→ Records provided

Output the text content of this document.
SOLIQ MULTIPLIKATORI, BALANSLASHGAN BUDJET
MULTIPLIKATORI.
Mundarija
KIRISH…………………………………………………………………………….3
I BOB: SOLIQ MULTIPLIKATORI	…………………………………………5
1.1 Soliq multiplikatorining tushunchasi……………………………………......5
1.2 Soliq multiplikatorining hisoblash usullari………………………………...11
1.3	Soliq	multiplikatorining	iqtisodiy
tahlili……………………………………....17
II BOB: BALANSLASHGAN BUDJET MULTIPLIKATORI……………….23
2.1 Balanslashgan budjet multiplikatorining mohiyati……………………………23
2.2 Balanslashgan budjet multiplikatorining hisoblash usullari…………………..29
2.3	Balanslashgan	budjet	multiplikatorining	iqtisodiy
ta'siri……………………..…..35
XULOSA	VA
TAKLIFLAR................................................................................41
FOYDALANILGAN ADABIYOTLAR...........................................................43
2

→ Exercise aim
Repeat all the records. Match each line exactly.

→ Result for this exercise
Output the text content of this document.
SOLIQ MULTIPLIKATORI, BALANSLASHGAN BUDJET
MULTIPLIKATORI.
Mundarija
KIRISH…………………………………………………………………………….3
I BOB: SOLIQ MULTIPLIKATORI	…………………………………………5
1.1 Soliq multiplikatorining tushunchasi……………………………………......5
1.2 Soliq multiplikatorining hisoblash usullari………………………………...11
1.3	Soliq	multiplikatorining	iqtisodiy
tahlili……………………………………....17
II BOB: BALANSLASHGAN BUDJET MULTIPLIKATORI……………….23
2.1 Balanslashgan budjet multiplikatorining mohiyati……………………………23
2.2 Balanslashgan budjet multiplikatorining hisoblash usullari…………………..29
2.3	Balanslashgan	budjet	multiplikatorining	iqtisodiy
ta'siri……………………..…..35
XULOSA	VA
TAKLIFLAR................................................................................41
FOYDALANILGAN ADABIYOTLAR...........................................................43
2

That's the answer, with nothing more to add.